Transcribe the material in full, exactly as written.

========

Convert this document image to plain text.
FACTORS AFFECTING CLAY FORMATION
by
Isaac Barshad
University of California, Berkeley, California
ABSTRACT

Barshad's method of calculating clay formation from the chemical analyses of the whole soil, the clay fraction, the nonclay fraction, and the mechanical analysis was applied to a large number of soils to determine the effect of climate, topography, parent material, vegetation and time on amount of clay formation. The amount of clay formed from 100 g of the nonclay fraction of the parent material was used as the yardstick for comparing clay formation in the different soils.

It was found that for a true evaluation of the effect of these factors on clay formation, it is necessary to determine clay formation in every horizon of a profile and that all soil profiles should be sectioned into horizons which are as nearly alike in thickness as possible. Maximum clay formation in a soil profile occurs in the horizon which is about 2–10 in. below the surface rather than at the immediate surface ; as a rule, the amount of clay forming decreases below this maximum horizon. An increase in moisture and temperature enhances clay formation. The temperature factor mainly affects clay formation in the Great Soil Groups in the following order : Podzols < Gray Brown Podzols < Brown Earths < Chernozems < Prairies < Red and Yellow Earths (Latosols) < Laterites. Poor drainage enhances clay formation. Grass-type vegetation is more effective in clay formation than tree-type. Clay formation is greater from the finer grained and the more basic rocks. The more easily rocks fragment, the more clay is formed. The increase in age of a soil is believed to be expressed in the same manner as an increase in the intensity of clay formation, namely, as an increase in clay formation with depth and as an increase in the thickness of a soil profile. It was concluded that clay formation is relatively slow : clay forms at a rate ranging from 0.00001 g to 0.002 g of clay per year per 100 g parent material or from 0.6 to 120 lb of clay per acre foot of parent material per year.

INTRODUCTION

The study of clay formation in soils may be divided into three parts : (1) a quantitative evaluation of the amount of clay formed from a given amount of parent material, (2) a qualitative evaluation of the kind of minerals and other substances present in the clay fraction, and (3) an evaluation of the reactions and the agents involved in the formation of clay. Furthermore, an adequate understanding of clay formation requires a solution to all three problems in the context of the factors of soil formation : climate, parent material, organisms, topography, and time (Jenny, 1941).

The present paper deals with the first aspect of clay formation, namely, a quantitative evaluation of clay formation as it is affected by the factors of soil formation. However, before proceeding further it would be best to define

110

========

Written response =>
Convert this document image to plain text.
FACTORS AFFECTING CLAY FORMATION
by
Isaac Barshad
University of California, Berkeley, California
ABSTRACT

Barshad's method of calculating clay formation from the chemical analyses of the whole soil, the clay fraction, the nonclay fraction, and the mechanical analysis was applied to a large number of soils to determine the effect of climate, topography, parent material, vegetation and time on amount of clay formation. The amount of clay formed from 100 g of the nonclay fraction of the parent material was used as the yardstick for comparing clay formation in the different soils.

It was found that for a true evaluation of the effect of these factors on clay formation, it is necessary to determine clay formation in every horizon of a profile and that all soil profiles should be sectioned into horizons which are as nearly alike in thickness as possible. Maximum clay formation in a soil profile occurs in the horizon which is about 2–10 in. below the surface rather than at the immediate surface ; as a rule, the amount of clay forming decreases below this maximum horizon. An increase in moisture and temperature enhances clay formation. The temperature factor mainly affects clay formation in the Great Soil Groups in the following order : Podzols < Gray Brown Podzols < Brown Earths < Chernozems < Prairies < Red and Yellow Earths (Latosols) < Laterites. Poor drainage enhances clay formation. Grass-type vegetation is more effective in clay formation than tree-type. Clay formation is greater from the finer grained and the more basic rocks. The more easily rocks fragment, the more clay is formed. The increase in age of a soil is believed to be expressed in the same manner as an increase in the intensity of clay formation, namely, as an increase in clay formation with depth and as an increase in the thickness of a soil profile. It was concluded that clay formation is relatively slow : clay forms at a rate ranging from 0.00001 g to 0.002 g of clay per year per 100 g parent material or from 0.6 to 120 lb of clay per acre foot of parent material per year.

INTRODUCTION

The study of clay formation in soils may be divided into three parts : (1) a quantitative evaluation of the amount of clay formed from a given amount of parent material, (2) a qualitative evaluation of the kind of minerals and other substances present in the clay fraction, and (3) an evaluation of the reactions and the agents involved in the formation of clay. Furthermore, an adequate understanding of clay formation requires a solution to all three problems in the context of the factors of soil formation : climate, parent material, organisms, topography, and time (Jenny, 1941).

The present paper deals with the first aspect of clay formation, namely, a quantitative evaluation of clay formation as it is affected by the factors of soil formation. However, before proceeding further it would be best to define

110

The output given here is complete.